Your objective:
Each entry below should be returned exactly as is, with the pictures removed.

Dataset entries:

⁂

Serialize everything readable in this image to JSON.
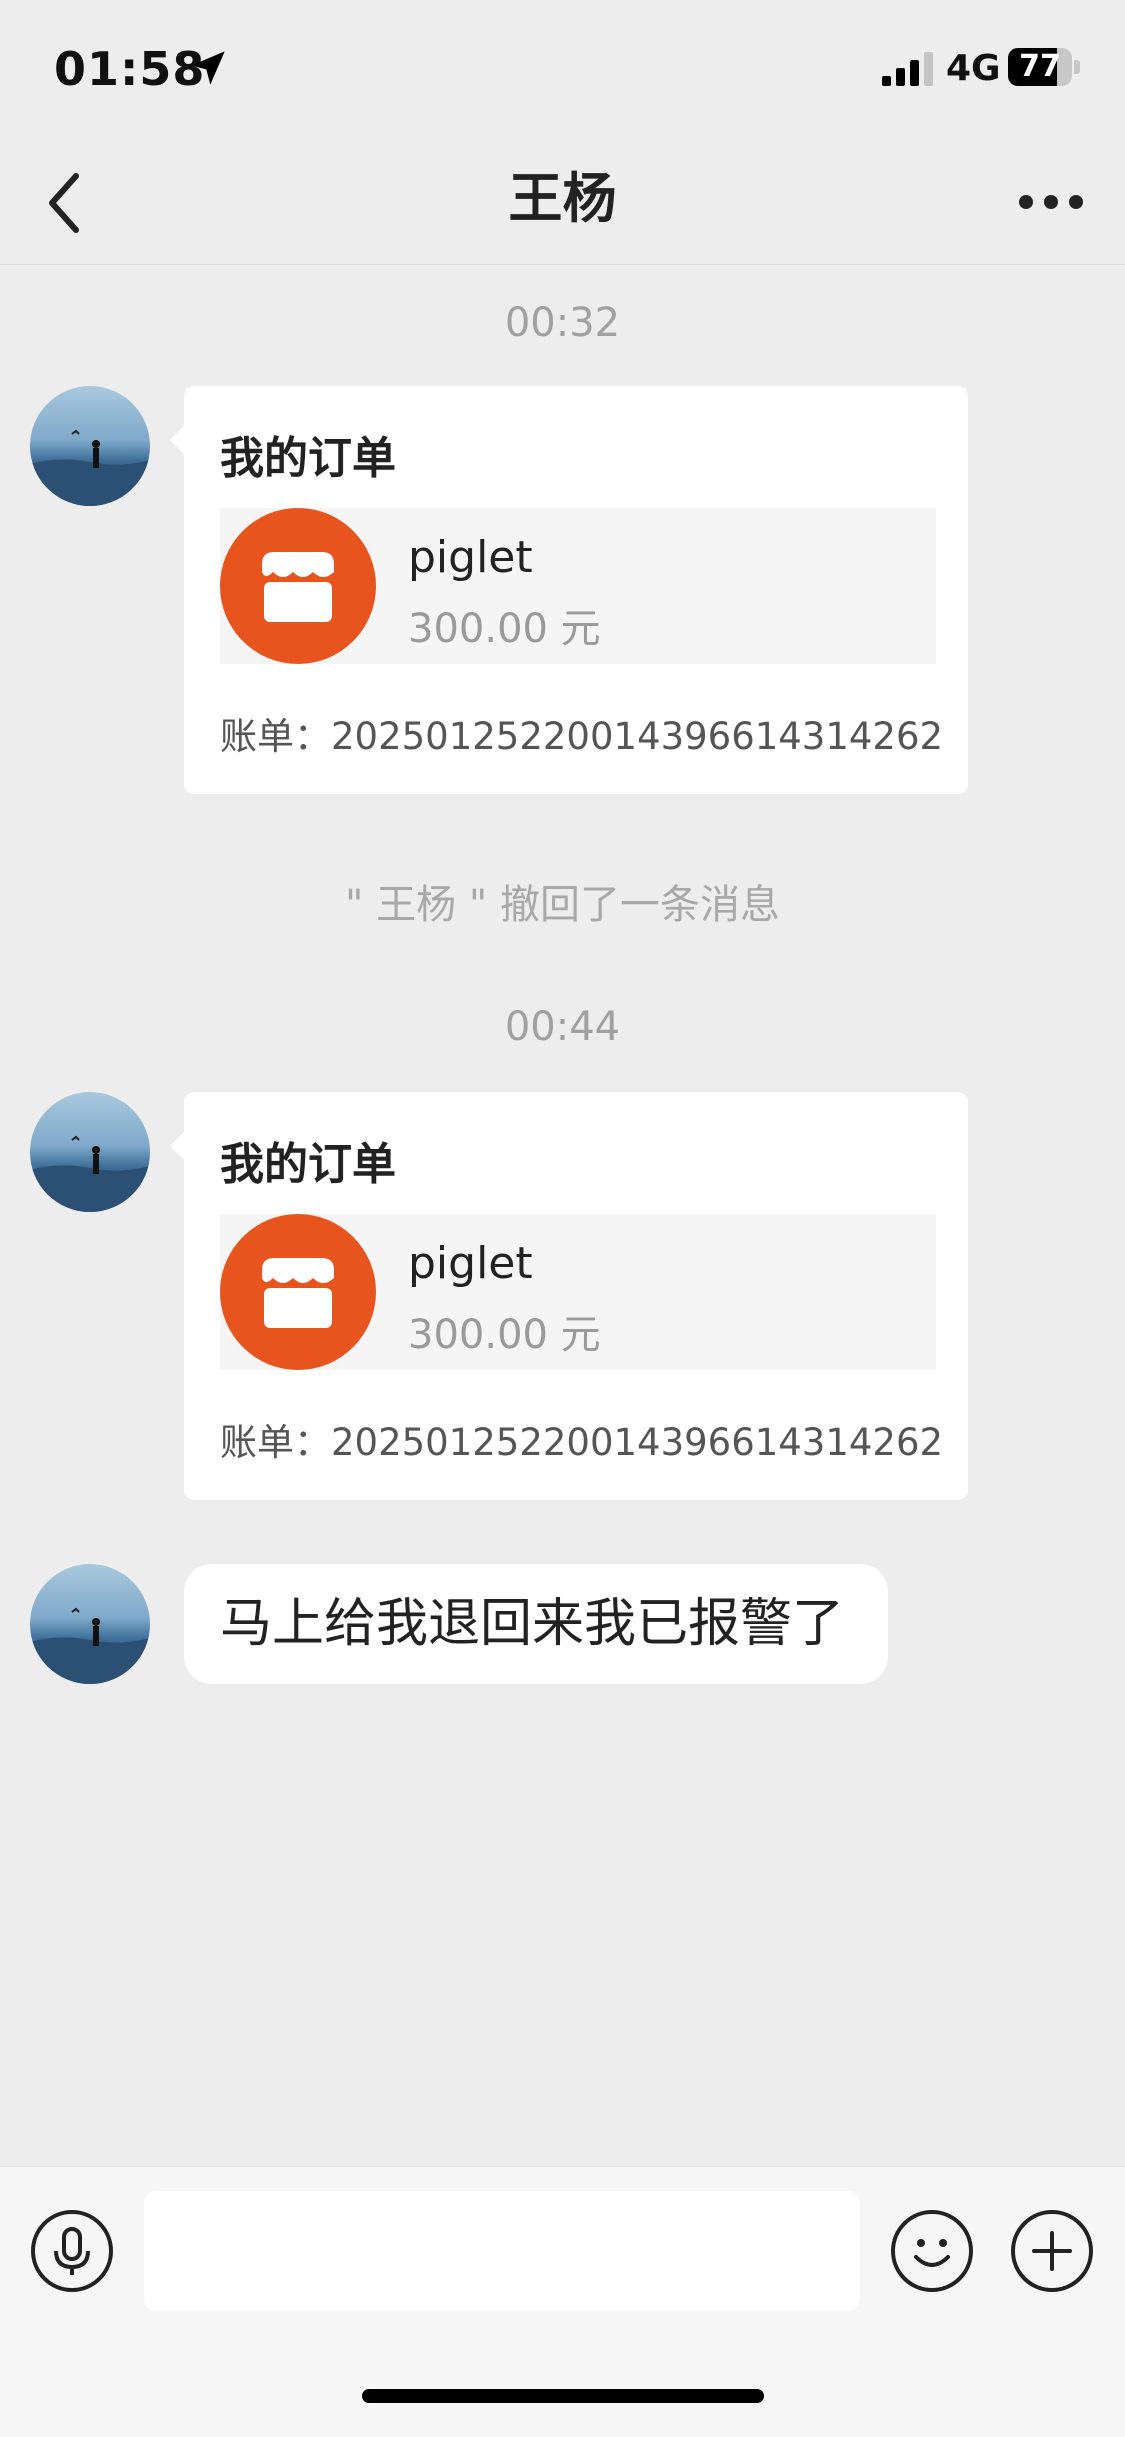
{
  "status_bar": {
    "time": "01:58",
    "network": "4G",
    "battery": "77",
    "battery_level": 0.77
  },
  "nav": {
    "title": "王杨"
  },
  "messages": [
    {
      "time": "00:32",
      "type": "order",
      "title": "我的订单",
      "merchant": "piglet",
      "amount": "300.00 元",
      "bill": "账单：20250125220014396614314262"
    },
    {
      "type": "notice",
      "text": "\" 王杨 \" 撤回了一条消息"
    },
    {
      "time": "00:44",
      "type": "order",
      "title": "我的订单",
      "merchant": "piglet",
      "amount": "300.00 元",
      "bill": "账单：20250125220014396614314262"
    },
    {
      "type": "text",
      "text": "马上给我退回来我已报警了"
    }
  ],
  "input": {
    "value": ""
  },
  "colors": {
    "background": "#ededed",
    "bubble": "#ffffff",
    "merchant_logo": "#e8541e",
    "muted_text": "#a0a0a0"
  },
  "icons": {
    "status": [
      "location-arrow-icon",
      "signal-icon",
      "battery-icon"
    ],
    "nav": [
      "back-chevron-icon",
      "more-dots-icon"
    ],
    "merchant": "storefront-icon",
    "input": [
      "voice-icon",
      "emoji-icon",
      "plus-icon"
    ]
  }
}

⁂

Solved exercise:
Serialize everything readable in this image to JSON.
{
  "status_bar": {
    "time": "01:58",
    "network": "4G",
    "battery": "77",
    "battery_level": 0.77
  },
  "nav": {
    "title": "王杨"
  },
  "messages": [
    {
      "time": "00:32",
      "type": "order",
      "title": "我的订单",
      "merchant": "piglet",
      "amount": "300.00 元",
      "bill": "账单：20250125220014396614314262"
    },
    {
      "type": "notice",
      "text": "\" 王杨 \" 撤回了一条消息"
    },
    {
      "time": "00:44",
      "type": "order",
      "title": "我的订单",
      "merchant": "piglet",
      "amount": "300.00 元",
      "bill": "账单：20250125220014396614314262"
    },
    {
      "type": "text",
      "text": "马上给我退回来我已报警了"
    }
  ],
  "input": {
    "value": ""
  },
  "colors": {
    "background": "#ededed",
    "bubble": "#ffffff",
    "merchant_logo": "#e8541e",
    "muted_text": "#a0a0a0"
  },
  "icons": {
    "status": [
      "location-arrow-icon",
      "signal-icon",
      "battery-icon"
    ],
    "nav": [
      "back-chevron-icon",
      "more-dots-icon"
    ],
    "merchant": "storefront-icon",
    "input": [
      "voice-icon",
      "emoji-icon",
      "plus-icon"
    ]
  }
}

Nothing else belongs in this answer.